* **Exercise**: Work out the number of lines containing "Yield". Give that number alone.

########################################

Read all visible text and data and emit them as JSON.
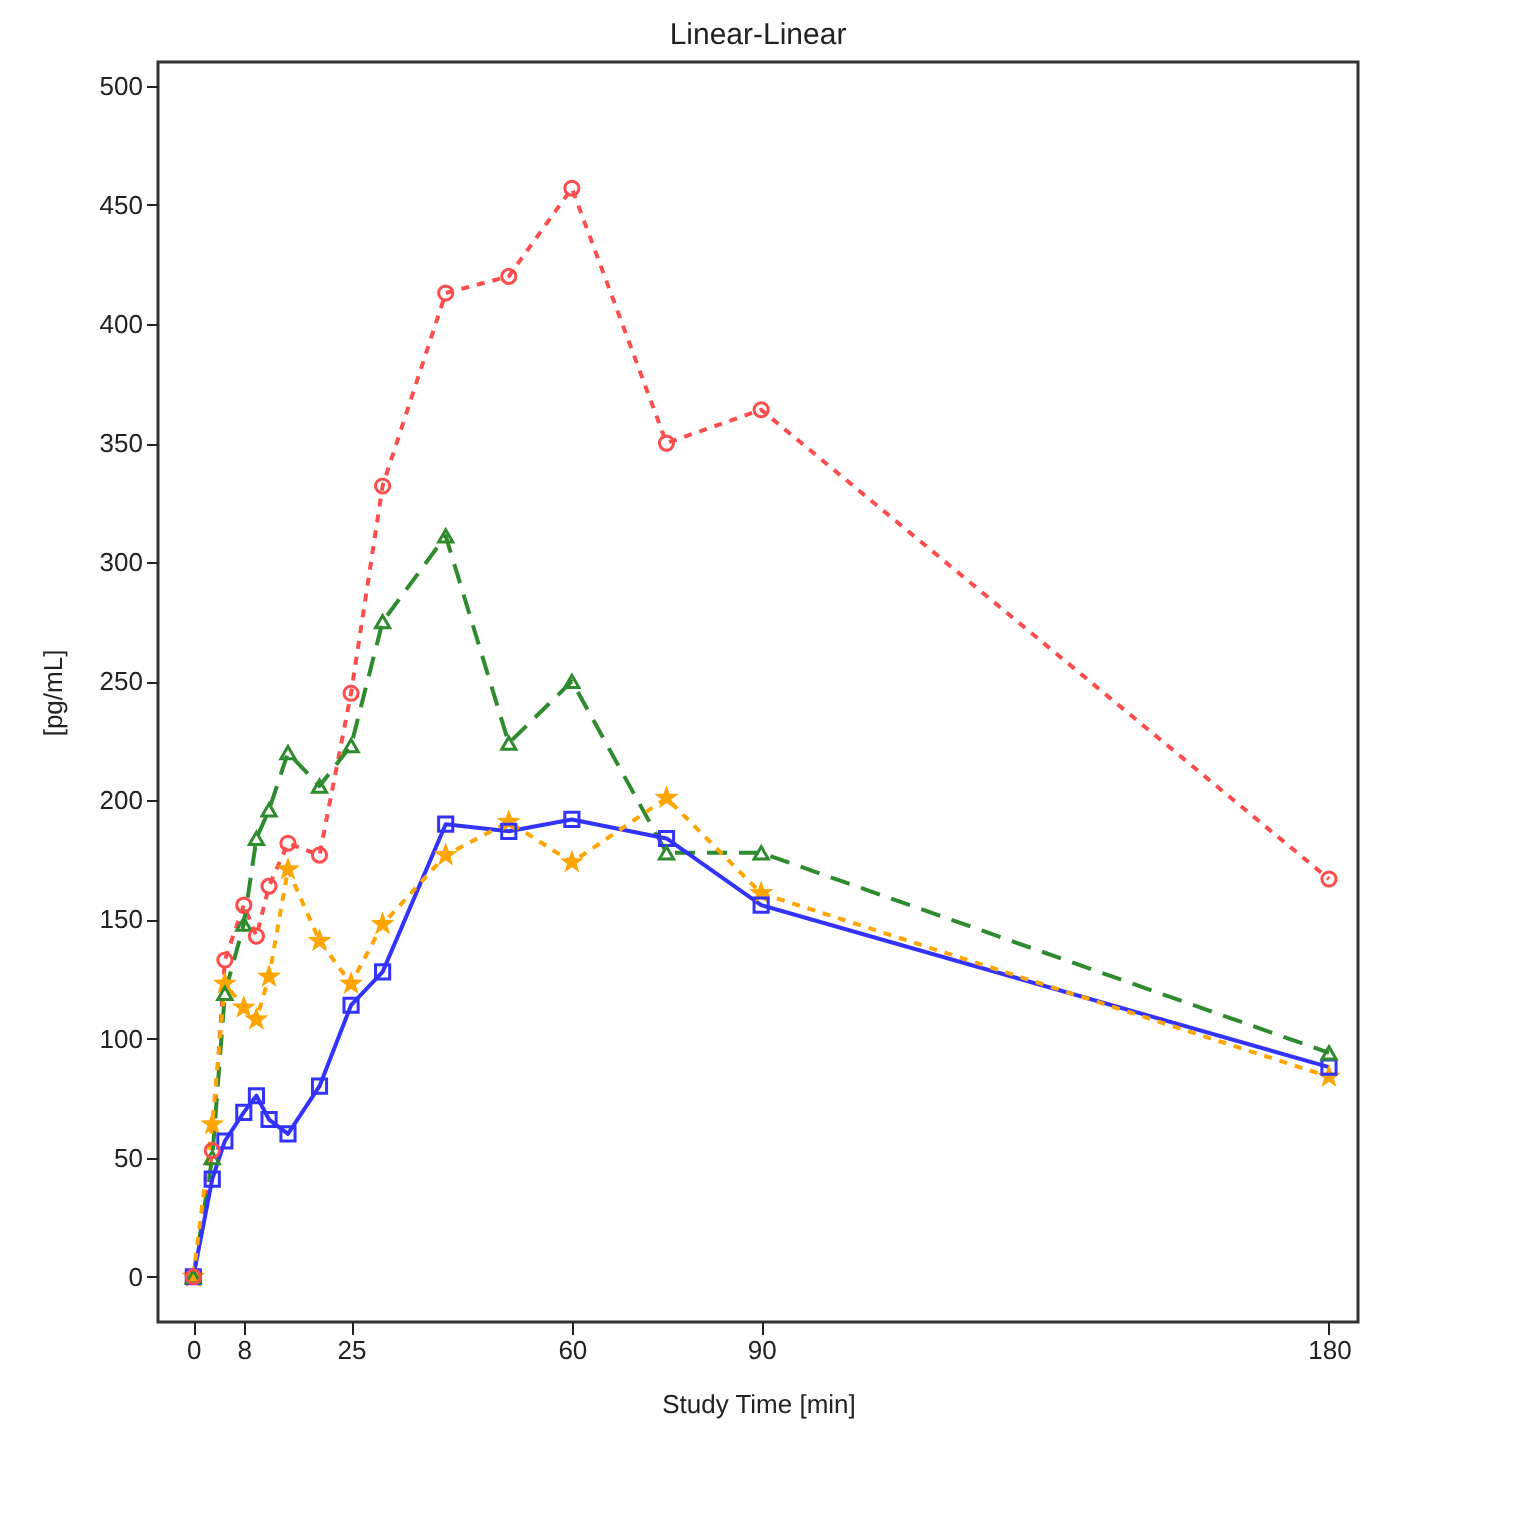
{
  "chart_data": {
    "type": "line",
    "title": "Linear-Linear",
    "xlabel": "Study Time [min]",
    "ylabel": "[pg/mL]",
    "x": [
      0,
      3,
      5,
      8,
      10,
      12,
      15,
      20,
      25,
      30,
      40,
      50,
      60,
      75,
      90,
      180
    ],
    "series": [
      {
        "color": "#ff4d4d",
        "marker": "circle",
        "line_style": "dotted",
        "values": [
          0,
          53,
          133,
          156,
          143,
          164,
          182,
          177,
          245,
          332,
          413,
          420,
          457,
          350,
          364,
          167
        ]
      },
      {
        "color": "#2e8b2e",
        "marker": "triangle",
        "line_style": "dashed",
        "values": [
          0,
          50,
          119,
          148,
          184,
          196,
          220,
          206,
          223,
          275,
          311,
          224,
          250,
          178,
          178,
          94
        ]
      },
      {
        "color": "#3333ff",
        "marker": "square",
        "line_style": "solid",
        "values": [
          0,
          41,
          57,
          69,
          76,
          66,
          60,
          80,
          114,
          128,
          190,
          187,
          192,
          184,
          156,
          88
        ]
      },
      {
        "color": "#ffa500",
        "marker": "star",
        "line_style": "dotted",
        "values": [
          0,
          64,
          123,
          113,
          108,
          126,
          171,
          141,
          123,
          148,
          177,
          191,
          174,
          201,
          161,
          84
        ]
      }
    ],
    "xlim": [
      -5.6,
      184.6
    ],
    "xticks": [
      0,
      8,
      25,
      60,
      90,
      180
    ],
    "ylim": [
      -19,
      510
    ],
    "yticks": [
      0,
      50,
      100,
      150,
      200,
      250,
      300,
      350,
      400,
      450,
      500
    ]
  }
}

########################################

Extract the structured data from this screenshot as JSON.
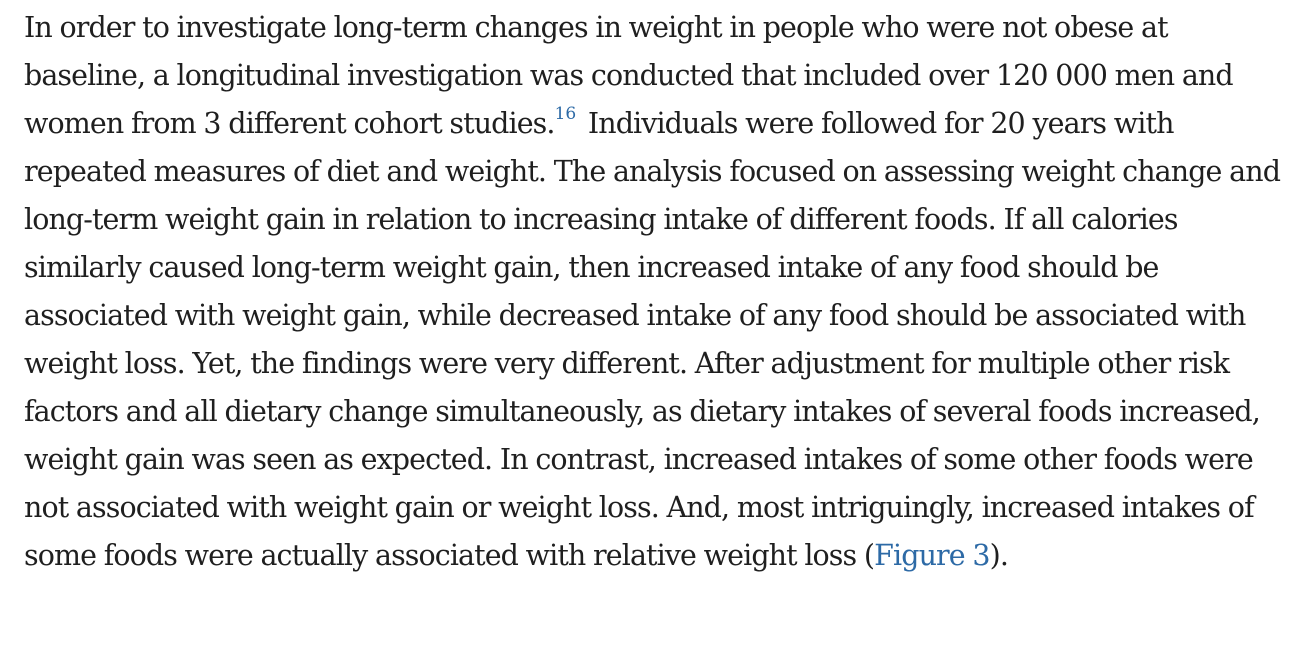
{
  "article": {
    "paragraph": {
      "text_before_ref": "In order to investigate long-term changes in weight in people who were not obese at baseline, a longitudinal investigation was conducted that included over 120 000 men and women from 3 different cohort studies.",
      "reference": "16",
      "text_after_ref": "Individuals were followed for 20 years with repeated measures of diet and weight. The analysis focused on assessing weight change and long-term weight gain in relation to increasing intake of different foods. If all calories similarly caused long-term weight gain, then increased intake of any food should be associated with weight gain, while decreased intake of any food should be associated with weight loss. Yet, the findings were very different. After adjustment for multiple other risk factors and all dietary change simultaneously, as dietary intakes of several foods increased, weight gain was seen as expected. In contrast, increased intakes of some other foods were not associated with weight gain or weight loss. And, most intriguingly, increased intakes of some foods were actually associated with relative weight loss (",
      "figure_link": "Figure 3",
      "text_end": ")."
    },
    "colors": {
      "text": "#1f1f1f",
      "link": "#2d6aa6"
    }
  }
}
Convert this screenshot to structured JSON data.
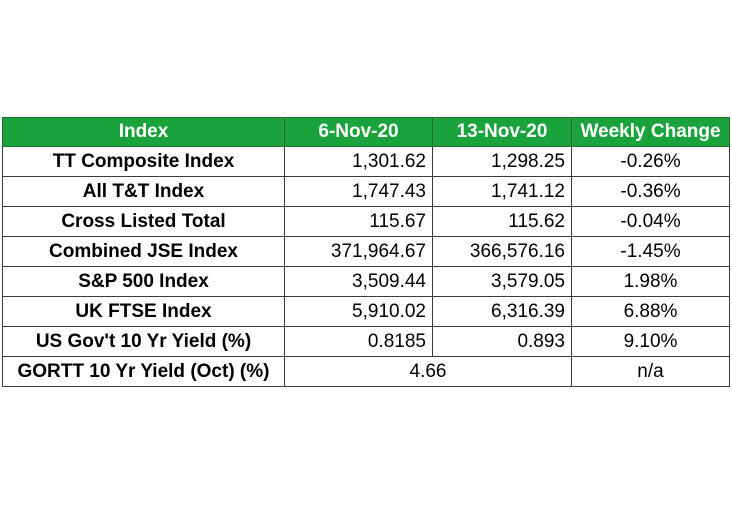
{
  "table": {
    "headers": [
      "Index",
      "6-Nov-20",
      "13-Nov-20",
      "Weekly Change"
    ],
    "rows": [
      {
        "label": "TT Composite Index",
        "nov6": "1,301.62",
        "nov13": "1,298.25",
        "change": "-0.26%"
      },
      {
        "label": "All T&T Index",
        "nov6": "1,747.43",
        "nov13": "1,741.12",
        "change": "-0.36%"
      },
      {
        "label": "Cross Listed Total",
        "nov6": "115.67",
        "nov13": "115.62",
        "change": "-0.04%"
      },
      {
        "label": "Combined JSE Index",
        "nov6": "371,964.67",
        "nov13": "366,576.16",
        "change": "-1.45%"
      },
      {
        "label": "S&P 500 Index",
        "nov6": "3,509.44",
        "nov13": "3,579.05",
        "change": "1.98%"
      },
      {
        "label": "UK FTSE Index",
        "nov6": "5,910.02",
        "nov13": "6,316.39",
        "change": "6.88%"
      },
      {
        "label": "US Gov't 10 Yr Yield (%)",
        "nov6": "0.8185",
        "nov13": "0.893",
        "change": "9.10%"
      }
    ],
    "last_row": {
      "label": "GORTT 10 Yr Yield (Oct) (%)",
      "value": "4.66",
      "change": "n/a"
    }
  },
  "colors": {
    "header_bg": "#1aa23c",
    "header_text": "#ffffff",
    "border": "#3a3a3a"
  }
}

########################################

* **Exercise solution**: 2